● **Exercise task**:
Find the string "placental" and gather every line that holds it.

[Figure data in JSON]

===

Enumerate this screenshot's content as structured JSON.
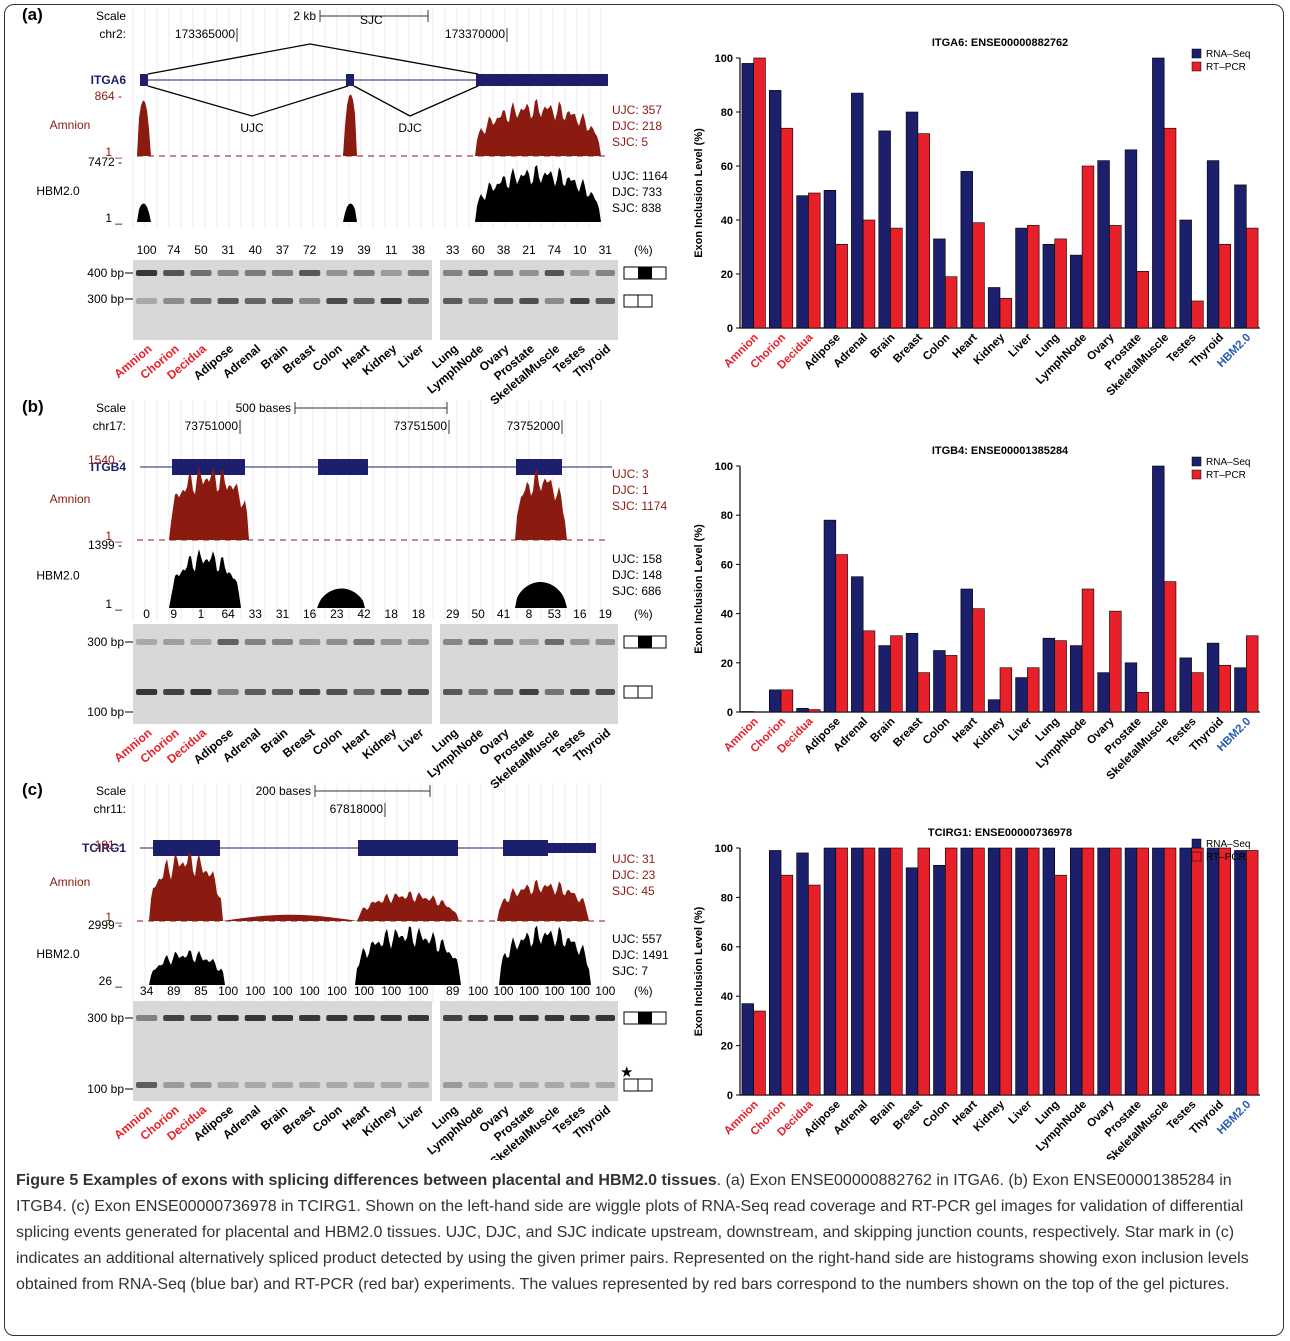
{
  "panels": [
    {
      "letter": "(a)",
      "browser": {
        "scale_label": "Scale",
        "scale_value": "2 kb",
        "chrom": "chr2:",
        "coord1": "173365000",
        "coord2": "173370000",
        "gene": "ITGA6",
        "sjc_label": "SJC",
        "ujc_label": "UJC",
        "djc_label": "DJC",
        "amnion_label": "Amnion",
        "amnion_max": "864 -",
        "amnion_min": "1 _",
        "amnion_counts": [
          "UJC: 357",
          "DJC: 218",
          "SJC: 5"
        ],
        "hbm_label": "HBM2.0",
        "hbm_max": "7472 -",
        "hbm_min": "1 _",
        "hbm_counts": [
          "UJC: 1164",
          "DJC: 733",
          "SJC: 838"
        ]
      },
      "gel": {
        "percents_left": [
          "100",
          "74",
          "50",
          "31",
          "40",
          "37",
          "72",
          "19",
          "39",
          "11",
          "38"
        ],
        "percents_right": [
          "33",
          "60",
          "38",
          "21",
          "74",
          "10",
          "31"
        ],
        "percent_unit": "(%)",
        "markers": [
          "400 bp",
          "300 bp"
        ],
        "star": ""
      },
      "chart_data": {
        "type": "bar",
        "title": "ITGA6: ENSE00000882762",
        "ylabel": "Exon Inclusion Level (%)",
        "ylim": [
          0,
          100
        ],
        "yticks": [
          "0",
          "20",
          "40",
          "60",
          "80",
          "100"
        ],
        "categories": [
          "Amnion",
          "Chorion",
          "Decidua",
          "Adipose",
          "Adrenal",
          "Brain",
          "Breast",
          "Colon",
          "Heart",
          "Kidney",
          "Liver",
          "Lung",
          "LymphNode",
          "Ovary",
          "Prostate",
          "SkeletalMuscle",
          "Testes",
          "Thyroid",
          "HBM2.0"
        ],
        "series": [
          {
            "name": "RNA–Seq",
            "color": "#1c1f6b",
            "values": [
              98,
              88,
              49,
              51,
              87,
              73,
              80,
              33,
              58,
              15,
              37,
              31,
              27,
              62,
              66,
              100,
              40,
              62,
              53
            ]
          },
          {
            "name": "RT–PCR",
            "color": "#e8202a",
            "values": [
              100,
              74,
              50,
              31,
              40,
              37,
              72,
              19,
              39,
              11,
              38,
              33,
              60,
              38,
              21,
              74,
              10,
              31,
              37
            ]
          }
        ]
      }
    },
    {
      "letter": "(b)",
      "browser": {
        "scale_label": "Scale",
        "scale_value": "500 bases",
        "chrom": "chr17:",
        "coord1": "73751000",
        "coord2": "73751500",
        "coord3": "73752000",
        "gene": "ITGB4",
        "amnion_label": "Amnion",
        "amnion_max": "1540 -",
        "amnion_min": "1 _",
        "amnion_counts": [
          "UJC: 3",
          "DJC: 1",
          "SJC: 1174"
        ],
        "hbm_label": "HBM2.0",
        "hbm_max": "1399 -",
        "hbm_min": "1 _",
        "hbm_counts": [
          "UJC: 158",
          "DJC: 148",
          "SJC: 686"
        ]
      },
      "gel": {
        "percents_left": [
          "0",
          "9",
          "1",
          "64",
          "33",
          "31",
          "16",
          "23",
          "42",
          "18",
          "18"
        ],
        "percents_right": [
          "29",
          "50",
          "41",
          "8",
          "53",
          "16",
          "19"
        ],
        "percent_unit": "(%)",
        "markers": [
          "300 bp",
          "100 bp"
        ],
        "star": ""
      },
      "chart_data": {
        "type": "bar",
        "title": "ITGB4: ENSE00001385284",
        "ylabel": "Exon Inclusion Level (%)",
        "ylim": [
          0,
          100
        ],
        "yticks": [
          "0",
          "20",
          "40",
          "60",
          "80",
          "100"
        ],
        "categories": [
          "Amnion",
          "Chorion",
          "Decidua",
          "Adipose",
          "Adrenal",
          "Brain",
          "Breast",
          "Colon",
          "Heart",
          "Kidney",
          "Liver",
          "Lung",
          "LymphNode",
          "Ovary",
          "Prostate",
          "SkeletalMuscle",
          "Testes",
          "Thyroid",
          "HBM2.0"
        ],
        "series": [
          {
            "name": "RNA–Seq",
            "color": "#1c1f6b",
            "values": [
              0.2,
              9,
              1.5,
              78,
              55,
              27,
              32,
              25,
              50,
              5,
              14,
              30,
              27,
              16,
              20,
              100,
              22,
              28,
              18
            ]
          },
          {
            "name": "RT–PCR",
            "color": "#e8202a",
            "values": [
              0,
              9,
              1,
              64,
              33,
              31,
              16,
              23,
              42,
              18,
              18,
              29,
              50,
              41,
              8,
              53,
              16,
              19,
              31
            ]
          }
        ]
      }
    },
    {
      "letter": "(c)",
      "browser": {
        "scale_label": "Scale",
        "scale_value": "200 bases",
        "chrom": "chr11:",
        "coord1": "67818000",
        "gene": "TCIRG1",
        "amnion_label": "Amnion",
        "amnion_max": "191 -",
        "amnion_min": "1 _",
        "amnion_counts": [
          "UJC: 31",
          "DJC: 23",
          "SJC: 45"
        ],
        "hbm_label": "HBM2.0",
        "hbm_max": "2999 -",
        "hbm_min": "26 _",
        "hbm_counts": [
          "UJC: 557",
          "DJC: 1491",
          "SJC: 7"
        ]
      },
      "gel": {
        "percents_left": [
          "34",
          "89",
          "85",
          "100",
          "100",
          "100",
          "100",
          "100",
          "100",
          "100",
          "100"
        ],
        "percents_right": [
          "89",
          "100",
          "100",
          "100",
          "100",
          "100",
          "100"
        ],
        "percent_unit": "(%)",
        "markers": [
          "300 bp",
          "100 bp"
        ],
        "star": "★"
      },
      "chart_data": {
        "type": "bar",
        "title": "TCIRG1: ENSE00000736978",
        "ylabel": "Exon Inclusion Level (%)",
        "ylim": [
          0,
          100
        ],
        "yticks": [
          "0",
          "20",
          "40",
          "60",
          "80",
          "100"
        ],
        "categories": [
          "Amnion",
          "Chorion",
          "Decidua",
          "Adipose",
          "Adrenal",
          "Brain",
          "Breast",
          "Colon",
          "Heart",
          "Kidney",
          "Liver",
          "Lung",
          "LymphNode",
          "Ovary",
          "Prostate",
          "SkeletalMuscle",
          "Testes",
          "Thyroid",
          "HBM2.0"
        ],
        "series": [
          {
            "name": "RNA–Seq",
            "color": "#1c1f6b",
            "values": [
              37,
              99,
              98,
              100,
              100,
              100,
              92,
              93,
              100,
              100,
              100,
              100,
              100,
              100,
              100,
              100,
              100,
              100,
              99
            ]
          },
          {
            "name": "RT–PCR",
            "color": "#e8202a",
            "values": [
              34,
              89,
              85,
              100,
              100,
              100,
              100,
              100,
              100,
              100,
              100,
              89,
              100,
              100,
              100,
              100,
              100,
              100,
              99
            ]
          }
        ]
      }
    }
  ],
  "gel_lanes_left": [
    "Amnion",
    "Chorion",
    "Decidua",
    "Adipose",
    "Adrenal",
    "Brain",
    "Breast",
    "Colon",
    "Heart",
    "Kidney",
    "Liver"
  ],
  "gel_lanes_right": [
    "Lung",
    "LymphNode",
    "Ovary",
    "Prostate",
    "SkeletalMuscle",
    "Testes",
    "Thyroid"
  ],
  "red_labels": [
    "Amnion",
    "Chorion",
    "Decidua"
  ],
  "blue_labels": [
    "HBM2.0"
  ],
  "colors": {
    "red_label": "#e8202a",
    "blue_label": "#2a5db0",
    "amnion_track": "#8b1a10",
    "hbm_track": "#000000",
    "gene_model": "#1c1f6b",
    "gel_bg": "#d8d8d8"
  },
  "caption": {
    "fig": "Figure 5",
    "title": "Examples of exons with splicing differences between placental and HBM2.0 tissues",
    "body": ". (a) Exon ENSE00000882762 in ITGA6. (b) Exon ENSE00001385284 in ITGB4. (c) Exon ENSE00000736978 in TCIRG1. Shown on the left-hand side are wiggle plots of RNA-Seq read coverage and RT-PCR gel images for validation of differential splicing events generated for placental and HBM2.0 tissues. UJC, DJC, and SJC indicate upstream, downstream, and skipping junction counts, respectively. Star mark in (c) indicates an additional alternatively spliced product detected by using the given primer pairs. Represented on the right-hand side are histograms showing exon inclusion levels obtained from RNA-Seq (blue bar) and RT-PCR (red bar) experiments. The values represented by red bars correspond to the numbers shown on the top of the gel pictures."
  }
}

===

● **Complete answer**:
    "title": "Examples of exons with splicing differences between placental and HBM2.0 tissues",
    "body": ". (a) Exon ENSE00000882762 in ITGA6. (b) Exon ENSE00001385284 in ITGB4. (c) Exon ENSE00000736978 in TCIRG1. Shown on the left-hand side are wiggle plots of RNA-Seq read coverage and RT-PCR gel images for validation of differential splicing events generated for placental and HBM2.0 tissues. UJC, DJC, and SJC indicate upstream, downstream, and skipping junction counts, respectively. Star mark in (c) indicates an additional alternatively spliced product detected by using the given primer pairs. Represented on the right-hand side are histograms showing exon inclusion levels obtained from RNA-Seq (blue bar) and RT-PCR (red bar) experiments. The values represented by red bars correspond to the numbers shown on the top of the gel pictures."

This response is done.